**What the task requires**
Output the full listing word for word.
◇ ◇ ◇ ◇
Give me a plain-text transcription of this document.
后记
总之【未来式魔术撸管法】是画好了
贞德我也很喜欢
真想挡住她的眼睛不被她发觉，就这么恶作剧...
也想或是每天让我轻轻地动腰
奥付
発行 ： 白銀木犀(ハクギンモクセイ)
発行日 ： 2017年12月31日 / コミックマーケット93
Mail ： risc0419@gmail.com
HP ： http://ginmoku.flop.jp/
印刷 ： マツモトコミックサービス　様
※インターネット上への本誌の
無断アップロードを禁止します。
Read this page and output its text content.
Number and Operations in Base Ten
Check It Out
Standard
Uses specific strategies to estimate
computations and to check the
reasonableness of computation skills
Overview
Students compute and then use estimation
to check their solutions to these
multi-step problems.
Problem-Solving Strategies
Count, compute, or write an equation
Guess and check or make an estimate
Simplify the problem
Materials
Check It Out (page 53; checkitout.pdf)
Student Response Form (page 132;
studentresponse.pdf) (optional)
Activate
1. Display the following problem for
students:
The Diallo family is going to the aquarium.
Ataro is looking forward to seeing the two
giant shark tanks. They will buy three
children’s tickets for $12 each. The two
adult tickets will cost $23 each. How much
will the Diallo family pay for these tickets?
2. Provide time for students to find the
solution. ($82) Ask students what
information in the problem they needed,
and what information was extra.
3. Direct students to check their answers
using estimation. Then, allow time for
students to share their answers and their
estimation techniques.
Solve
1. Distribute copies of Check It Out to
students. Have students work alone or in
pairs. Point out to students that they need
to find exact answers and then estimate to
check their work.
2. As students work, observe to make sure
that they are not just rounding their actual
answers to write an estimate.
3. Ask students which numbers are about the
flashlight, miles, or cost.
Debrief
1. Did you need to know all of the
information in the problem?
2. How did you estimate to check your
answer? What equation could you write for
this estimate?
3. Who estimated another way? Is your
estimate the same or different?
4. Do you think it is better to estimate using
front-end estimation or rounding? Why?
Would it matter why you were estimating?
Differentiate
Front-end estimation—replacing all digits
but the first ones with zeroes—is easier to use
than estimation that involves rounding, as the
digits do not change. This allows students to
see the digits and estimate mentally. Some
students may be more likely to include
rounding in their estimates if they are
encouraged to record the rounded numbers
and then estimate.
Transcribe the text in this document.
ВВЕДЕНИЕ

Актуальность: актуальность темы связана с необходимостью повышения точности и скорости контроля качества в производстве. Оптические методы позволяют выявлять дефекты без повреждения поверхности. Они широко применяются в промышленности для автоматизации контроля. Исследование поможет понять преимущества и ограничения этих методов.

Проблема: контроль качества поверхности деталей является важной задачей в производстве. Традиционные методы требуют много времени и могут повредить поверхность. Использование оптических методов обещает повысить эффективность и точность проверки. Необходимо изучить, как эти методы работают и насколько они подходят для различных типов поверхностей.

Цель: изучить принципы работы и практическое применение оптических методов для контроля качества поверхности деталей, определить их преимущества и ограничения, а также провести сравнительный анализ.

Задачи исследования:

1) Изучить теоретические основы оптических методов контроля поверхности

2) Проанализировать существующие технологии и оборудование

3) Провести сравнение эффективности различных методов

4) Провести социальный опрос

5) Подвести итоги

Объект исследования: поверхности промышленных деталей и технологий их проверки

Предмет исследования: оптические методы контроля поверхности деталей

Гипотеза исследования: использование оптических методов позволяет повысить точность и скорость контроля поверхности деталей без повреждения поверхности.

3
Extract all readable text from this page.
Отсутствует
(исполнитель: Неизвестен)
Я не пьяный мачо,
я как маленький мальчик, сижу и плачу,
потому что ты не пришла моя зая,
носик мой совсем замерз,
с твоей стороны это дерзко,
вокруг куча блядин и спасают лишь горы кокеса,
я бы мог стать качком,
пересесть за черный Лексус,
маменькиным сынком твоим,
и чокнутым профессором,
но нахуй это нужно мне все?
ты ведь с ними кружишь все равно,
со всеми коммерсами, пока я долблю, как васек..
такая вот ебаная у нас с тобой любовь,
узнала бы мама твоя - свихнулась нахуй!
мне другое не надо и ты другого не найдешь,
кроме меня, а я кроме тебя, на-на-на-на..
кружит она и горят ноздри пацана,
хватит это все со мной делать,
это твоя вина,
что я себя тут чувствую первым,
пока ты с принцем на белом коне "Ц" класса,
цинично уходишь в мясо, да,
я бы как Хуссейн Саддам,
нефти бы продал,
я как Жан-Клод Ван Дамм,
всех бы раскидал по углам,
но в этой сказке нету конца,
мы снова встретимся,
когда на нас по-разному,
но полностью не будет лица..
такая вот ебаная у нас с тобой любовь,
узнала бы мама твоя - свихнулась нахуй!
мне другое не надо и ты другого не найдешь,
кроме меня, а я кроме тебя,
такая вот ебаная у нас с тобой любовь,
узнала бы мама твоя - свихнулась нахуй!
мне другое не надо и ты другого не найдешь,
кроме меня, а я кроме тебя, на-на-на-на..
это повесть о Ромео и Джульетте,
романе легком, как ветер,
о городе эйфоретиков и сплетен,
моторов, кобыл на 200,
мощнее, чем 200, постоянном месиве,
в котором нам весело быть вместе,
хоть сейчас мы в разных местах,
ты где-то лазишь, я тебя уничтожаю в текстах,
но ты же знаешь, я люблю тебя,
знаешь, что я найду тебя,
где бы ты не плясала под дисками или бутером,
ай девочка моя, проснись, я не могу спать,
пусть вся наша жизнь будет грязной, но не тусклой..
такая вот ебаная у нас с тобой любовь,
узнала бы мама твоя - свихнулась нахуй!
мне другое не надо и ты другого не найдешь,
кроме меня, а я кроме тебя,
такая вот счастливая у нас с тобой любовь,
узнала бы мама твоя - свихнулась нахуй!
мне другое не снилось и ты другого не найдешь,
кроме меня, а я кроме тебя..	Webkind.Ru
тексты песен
◇ ◇ ◇ ◇
**Solution to this problem**
Give me a plain-text transcription of this document.
后记
总之【未来式魔术撸管法】是画好了
贞德我也很喜欢
真想挡住她的眼睛不被她发觉，就这么恶作剧...
也想或是每天让我轻轻地动腰
奥付
発行 ： 白銀木犀(ハクギンモクセイ)
発行日 ： 2017年12月31日 / コミックマーケット93
Mail ： risc0419@gmail.com
HP ： http://ginmoku.flop.jp/
印刷 ： マツモトコミックサービス　様
※インターネット上への本誌の
無断アップロードを禁止します。
Read this page and output its text content.
Number and Operations in Base Ten
Check It Out
Standard
Uses specific strategies to estimate
computations and to check the
reasonableness of computation skills
Overview
Students compute and then use estimation
to check their solutions to these
multi-step problems.
Problem-Solving Strategies
Count, compute, or write an equation
Guess and check or make an estimate
Simplify the problem
Materials
Check It Out (page 53; checkitout.pdf)
Student Response Form (page 132;
studentresponse.pdf) (optional)
Activate
1. Display the following problem for
students:
The Diallo family is going to the aquarium.
Ataro is looking forward to seeing the two
giant shark tanks. They will buy three
children’s tickets for $12 each. The two
adult tickets will cost $23 each. How much
will the Diallo family pay for these tickets?
2. Provide time for students to find the
solution. ($82) Ask students what
information in the problem they needed,
and what information was extra.
3. Direct students to check their answers
using estimation. Then, allow time for
students to share their answers and their
estimation techniques.
Solve
1. Distribute copies of Check It Out to
students. Have students work alone or in
pairs. Point out to students that they need
to find exact answers and then estimate to
check their work.
2. As students work, observe to make sure
that they are not just rounding their actual
answers to write an estimate.
3. Ask students which numbers are about the
flashlight, miles, or cost.
Debrief
1. Did you need to know all of the
information in the problem?
2. How did you estimate to check your
answer? What equation could you write for
this estimate?
3. Who estimated another way? Is your
estimate the same or different?
4. Do you think it is better to estimate using
front-end estimation or rounding? Why?
Would it matter why you were estimating?
Differentiate
Front-end estimation—replacing all digits
but the first ones with zeroes—is easier to use
than estimation that involves rounding, as the
digits do not change. This allows students to
see the digits and estimate mentally. Some
students may be more likely to include
rounding in their estimates if they are
encouraged to record the rounded numbers
and then estimate.
Transcribe the text in this document.
ВВЕДЕНИЕ

Актуальность: актуальность темы связана с необходимостью повышения точности и скорости контроля качества в производстве. Оптические методы позволяют выявлять дефекты без повреждения поверхности. Они широко применяются в промышленности для автоматизации контроля. Исследование поможет понять преимущества и ограничения этих методов.

Проблема: контроль качества поверхности деталей является важной задачей в производстве. Традиционные методы требуют много времени и могут повредить поверхность. Использование оптических методов обещает повысить эффективность и точность проверки. Необходимо изучить, как эти методы работают и насколько они подходят для различных типов поверхностей.

Цель: изучить принципы работы и практическое применение оптических методов для контроля качества поверхности деталей, определить их преимущества и ограничения, а также провести сравнительный анализ.

Задачи исследования:

1) Изучить теоретические основы оптических методов контроля поверхности

2) Проанализировать существующие технологии и оборудование

3) Провести сравнение эффективности различных методов

4) Провести социальный опрос

5) Подвести итоги

Объект исследования: поверхности промышленных деталей и технологий их проверки

Предмет исследования: оптические методы контроля поверхности деталей

Гипотеза исследования: использование оптических методов позволяет повысить точность и скорость контроля поверхности деталей без повреждения поверхности.

3
Extract all readable text from this page.
Отсутствует
(исполнитель: Неизвестен)
Я не пьяный мачо,
я как маленький мальчик, сижу и плачу,
потому что ты не пришла моя зая,
носик мой совсем замерз,
с твоей стороны это дерзко,
вокруг куча блядин и спасают лишь горы кокеса,
я бы мог стать качком,
пересесть за черный Лексус,
маменькиным сынком твоим,
и чокнутым профессором,
но нахуй это нужно мне все?
ты ведь с ними кружишь все равно,
со всеми коммерсами, пока я долблю, как васек..
такая вот ебаная у нас с тобой любовь,
узнала бы мама твоя - свихнулась нахуй!
мне другое не надо и ты другого не найдешь,
кроме меня, а я кроме тебя, на-на-на-на..
кружит она и горят ноздри пацана,
хватит это все со мной делать,
это твоя вина,
что я себя тут чувствую первым,
пока ты с принцем на белом коне "Ц" класса,
цинично уходишь в мясо, да,
я бы как Хуссейн Саддам,
нефти бы продал,
я как Жан-Клод Ван Дамм,
всех бы раскидал по углам,
но в этой сказке нету конца,
мы снова встретимся,
когда на нас по-разному,
но полностью не будет лица..
такая вот ебаная у нас с тобой любовь,
узнала бы мама твоя - свихнулась нахуй!
мне другое не надо и ты другого не найдешь,
кроме меня, а я кроме тебя,
такая вот ебаная у нас с тобой любовь,
узнала бы мама твоя - свихнулась нахуй!
мне другое не надо и ты другого не найдешь,
кроме меня, а я кроме тебя, на-на-на-на..
это повесть о Ромео и Джульетте,
романе легком, как ветер,
о городе эйфоретиков и сплетен,
моторов, кобыл на 200,
мощнее, чем 200, постоянном месиве,
в котором нам весело быть вместе,
хоть сейчас мы в разных местах,
ты где-то лазишь, я тебя уничтожаю в текстах,
но ты же знаешь, я люблю тебя,
знаешь, что я найду тебя,
где бы ты не плясала под дисками или бутером,
ай девочка моя, проснись, я не могу спать,
пусть вся наша жизнь будет грязной, но не тусклой..
такая вот ебаная у нас с тобой любовь,
узнала бы мама твоя - свихнулась нахуй!
мне другое не надо и ты другого не найдешь,
кроме меня, а я кроме тебя,
такая вот счастливая у нас с тобой любовь,
узнала бы мама твоя - свихнулась нахуй!
мне другое не снилось и ты другого не найдешь,
кроме меня, а я кроме тебя..	Webkind.Ru
тексты песен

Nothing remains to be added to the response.